## Extrait choisi
>>>>
15 janvier 2018, mis à jour le 4 décembre 2018

Il vaut parfois mieux gagner de l’argent plutôt qu’en lever

Aujourd’hui, le cœur de l’écosystème startup bat au rythme des levées de fonds. Semaines après semaines, les pépites de l’économie, y compris françaises, battent des records, à l’image des drones Parrot (300 M€), de l’hébergeur OVH (250 M€) ou, plus récemment, de la marketplace Vestiaire Collective (58.5 M€). Le but avoué est de rejoindre le cercle plus que restreint des “licornes” françaises, ces startups valorisées à plus d’un milliard de dollars. Le financement des start-up n’a jamais été aussi dynamique et 2017 a été une année record pour les levées de fonds. De quoi entretenir l’illusion de réussites reposant uniquement sur une capacité à lever des fonds.

Mais après les échecs de certains projets “dopés” aux levées de fonds, dont le plus fracassant a sûrement été celui de Take It Easy, le spectre de la fuite en avant des financements est de plus en plus prégnant. Comme l’écrivait Sarah Aizenman dans Maddyness, “il vaut parfois mieux gagner de l’argent plutôt que d’en lever” et ne pas oublier que ce qui compte avant tout : avoir des clients tout en créant de la valeur.

Les secrets d’une startup autofinancée

La barre symbolique des cinq ans d’existence où 90% des start-up échouent, i-Demenager l’a franchie en étant rentable et auto-financée.

Ce n’est que 7 ans après avoir fondé i-Demenager, que nous avons effectué une première levée de fonds en série A (1,8M€ auprès notamment du fonds d’investissement M-Capital Partners complété par BPI France). Dans le jargon, la série A désigne de l’argent apporté par des fonds après que l’entreprise ait fait la démonstration de son business model et présenté une forte traction.

Prendre le temps de construire un business viable et rentable nous a donc permis de passer l’étape de financements par des Business Angels puis du Seed. Ce sont donc nos clients qui ont financé les premières phases de développement de i-Demenager !
<<<<
## Consignes
[a] Traduisez en anglais cette phrase de l'extrait sur le financement des startups : « Le financement des start-up n'a jamais été aussi dynamique et 2017 a été une année record pour les levées de fonds. »
[b] Écrivez la suite de l'extrait sur le financement des startups, à partir de sa dernière phrase, s'il vous plaît.

## Supports
>>>>
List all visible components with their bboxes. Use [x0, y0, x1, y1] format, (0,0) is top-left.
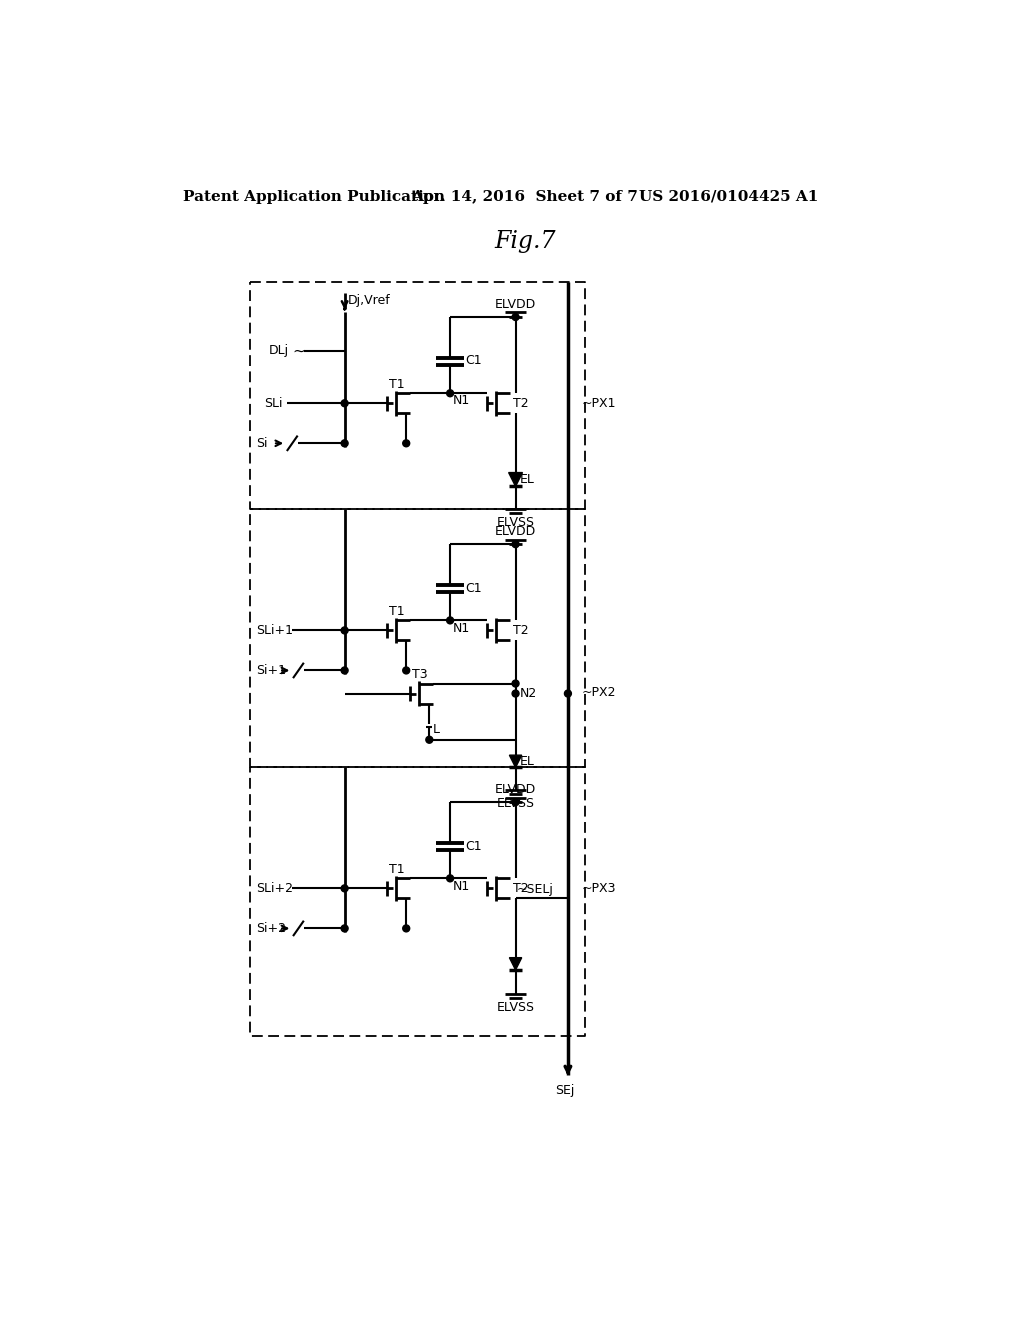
<<<<
## Réponses aux consignes
[a] Startup financing has never been so dynamic, and 2017 was a record year for fundraising.

[b]
Auto financement i-Demenager

Alors bien sûr, tous les projets ne peuvent pas être autofinancés : les produits technologiques par exemple peuvent nécessiter d’importants fonds pour la recherche et le développement.

A l'inverse, l’autofinancement se prête particulièrement bien au lancement d’une marketplace de services. Il en a été ainsi pour i-Demenager : dès le premier mois du lancement du site, nous avons commencé à générer du chiffre d’affaires.

L’aventure a commencé à l’été 2010. Je me suis formé au métier d’expert technique du déménagement en accompagnant sur le terrain des commerciaux lors de leurs visites techniques, pendant que Ludovic, co-fondateur de i-Demenager, mettait sur pied notre version beta du site Internet. Dès 2011, le site était lancé, les premiers prospects nous sollicitaient et nous organisions ainsi les premiers déménagements. Au départ, forcément, la maxime “Fake it ‘till you make it” prévaut : nous avons commencé avec quelques partenaires déménageurs et nous démarchions directement les déménageurs au cas par cas en leur proposant des clients clés en main. C’est ce qui nous a permis de répondre à nos premières demandes, mais aussi de signer nos premiers partenariats : les sociétés de déménagement étant assez réceptives puisque nous leur apportions sur un plateau des clients prêts à déménager !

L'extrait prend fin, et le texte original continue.